→ **YOUR OBJECTIVE**: Identify each line holding the string "μολύσματος" and copy it.

→ **DATA SECTION**:
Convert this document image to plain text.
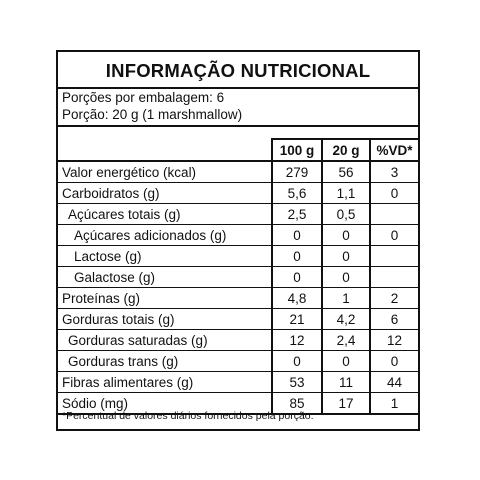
INFORMAÇÃO NUTRICIONAL
Porções por embalagem: 6
Porção: 20 g (1 marshmallow)
	100 g	20 g	%VD*
Valor energético (kcal)	279	56	3
Carboidratos (g)	5,6	1,1	0
Açúcares totais (g)	2,5	0,5	
Açúcares adicionados (g)	0	0	0
Lactose (g)	0	0	
Galactose (g)	0	0	
Proteínas (g)	4,8	1	2
Gorduras totais (g)	21	4,2	6
Gorduras saturadas (g)	12	2,4	12
Gorduras trans (g)	0	0	0
Fibras alimentares (g)	53	11	44
Sódio (mg)	85	17	1
*Percentual de valores diários fornecidos pela porção.
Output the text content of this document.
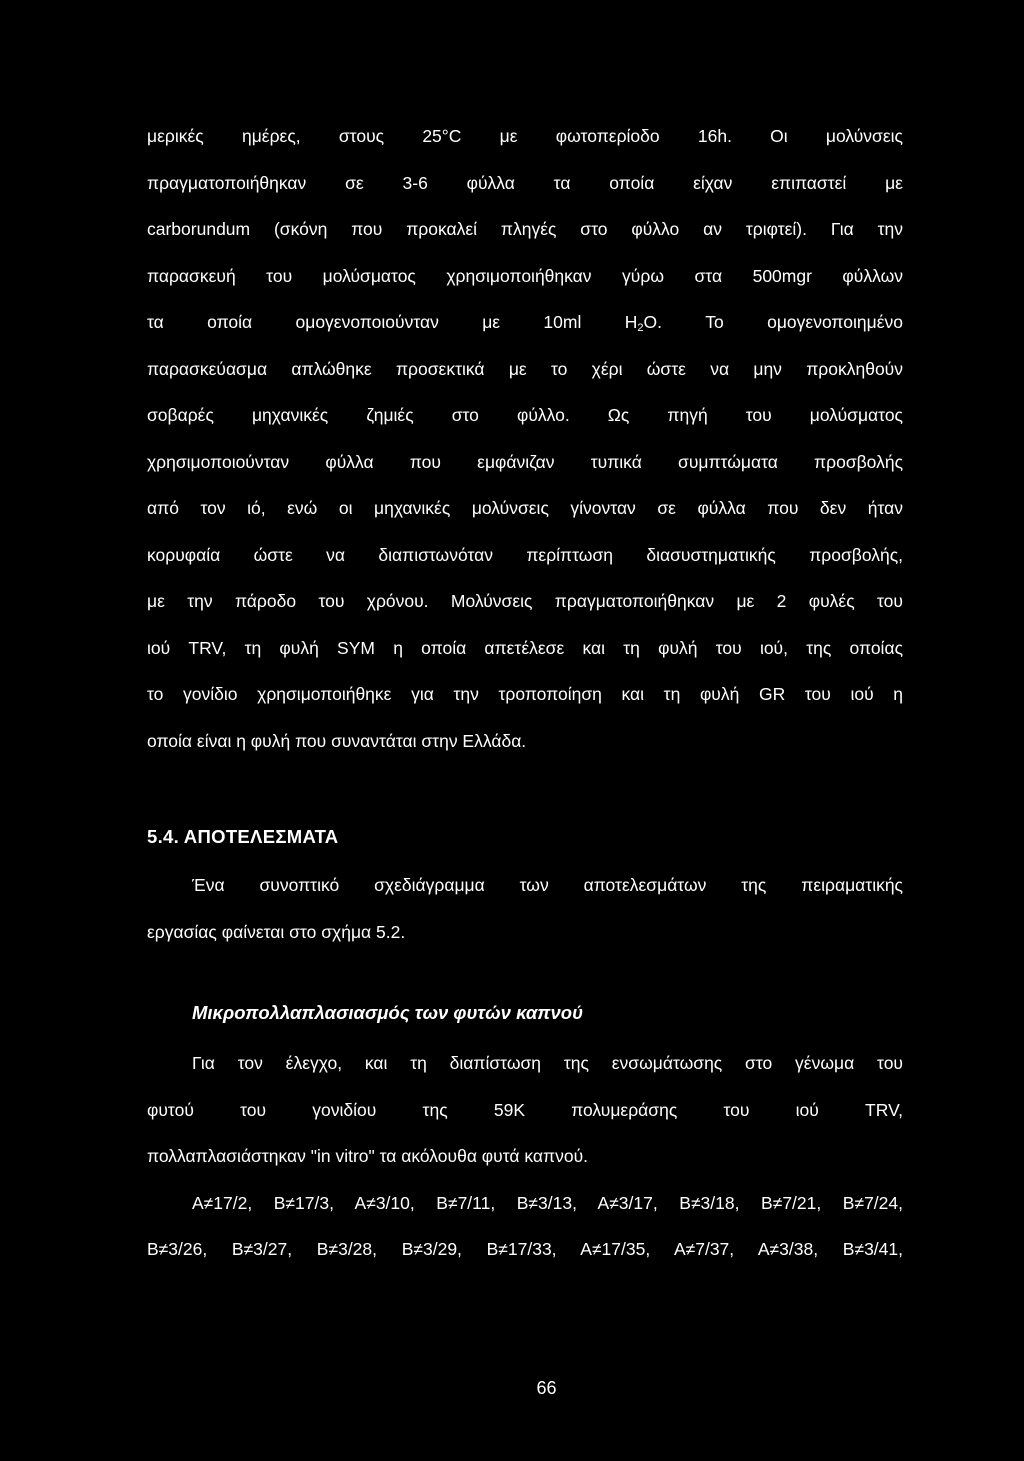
μερικές ημέρες, στους 25°C με φωτοπερίοδο 16h. Οι μολύνσεις
πραγματοποιήθηκαν σε 3-6 φύλλα τα οποία είχαν επιπαστεί με
carborundum (σκόνη που προκαλεί πληγές στο φύλλο αν τριφτεί). Για την
παρασκευή του μολύσματος χρησιμοποιήθηκαν γύρω στα 500mgr φύλλων
τα οποία ομογενοποιούνταν με 10ml $H_2O$. Το ομογενοποιημένο
παρασκεύασμα απλώθηκε προσεκτικά με το χέρι ώστε να μην προκληθούν
σοβαρές μηχανικές ζημιές στο φύλλο. Ως πηγή του μολύσματος
χρησιμοποιούνταν φύλλα που εμφάνιζαν τυπικά συμπτώματα προσβολής
από τον ιό, ενώ οι μηχανικές μολύνσεις γίνονταν σε φύλλα που δεν ήταν
κορυφαία ώστε να διαπιστωνόταν περίπτωση διασυστηματικής προσβολής,
με την πάροδο του χρόνου. Μολύνσεις πραγματοποιήθηκαν με 2 φυλές του
ιού TRV, τη φυλή SYM η οποία απετέλεσε και τη φυλή του ιού, της οποίας
το γονίδιο χρησιμοποιήθηκε για την τροποποίηση και τη φυλή GR του ιού η
οποία είναι η φυλή που συναντάται στην Ελλάδα.
5.4. ΑΠΟΤΕΛΕΣΜΑΤΑ
Ένα συνοπτικό σχεδιάγραμμα των αποτελεσμάτων της πειραματικής
εργασίας φαίνεται στο σχήμα 5.2.
Μικροπολλαπλασιασμός των φυτών καπνού
Για τον έλεγχο, και τη διαπίστωση της ενσωμάτωσης στο γένωμα του
φυτού του γονιδίου της 59Κ πολυμεράσης του ιού TRV,
πολλαπλασιάστηκαν "in vitro" τα ακόλουθα φυτά καπνού.
A≠17/2, B≠17/3, A≠3/10, B≠7/11, B≠3/13, A≠3/17, B≠3/18, B≠7/21, B≠7/24,
B≠3/26, B≠3/27, B≠3/28, B≠3/29, B≠17/33, A≠17/35, A≠7/37, A≠3/38, B≠3/41,
66
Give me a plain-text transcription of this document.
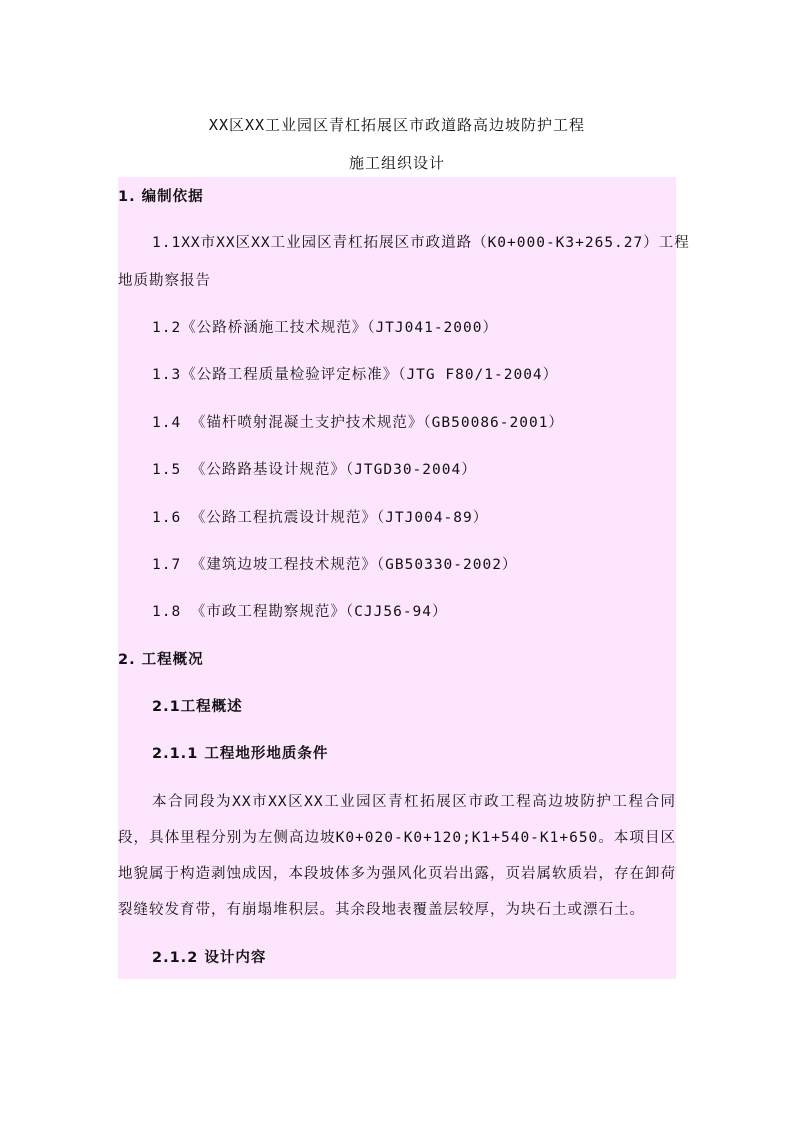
XX区XX工业园区青杠拓展区市政道路高边坡防护工程
施工组织设计
1. 编制依据
1.1XX市XX区XX工业园区青杠拓展区市政道路（K0+000-K3+265.27）工程
地质勘察报告
1.2《公路桥涵施工技术规范》（JTJ041-2000）
1.3《公路工程质量检验评定标准》（JTG F80/1-2004）
1.4 《锚杆喷射混凝土支护技术规范》（GB50086-2001）
1.5 《公路路基设计规范》（JTGD30-2004）
1.6 《公路工程抗震设计规范》（JTJ004-89）
1.7 《建筑边坡工程技术规范》（GB50330-2002）
1.8 《市政工程勘察规范》（CJJ56-94）
2. 工程概况
2.1工程概述
2.1.1 工程地形地质条件
本合同段为XX市XX区XX工业园区青杠拓展区市政工程高边坡防护工程合同段，具体里程分别为左侧高边坡K0+020-K0+120;K1+540-K1+650。本项目区地貌属于构造剥蚀成因，本段坡体多为强风化页岩出露，页岩属软质岩，存在卸荷裂缝较发育带，有崩塌堆积层。其余段地表覆盖层较厚，为块石土或漂石土。
2.1.2 设计内容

→ **ANSWER TO THE EXERCISE**:
παρασκευή του μολύσματος χρησιμοποιήθηκαν γύρω στα 500mgr φύλλων
σοβαρές μηχανικές ζημιές στο φύλλο. Ως πηγή του μολύσματος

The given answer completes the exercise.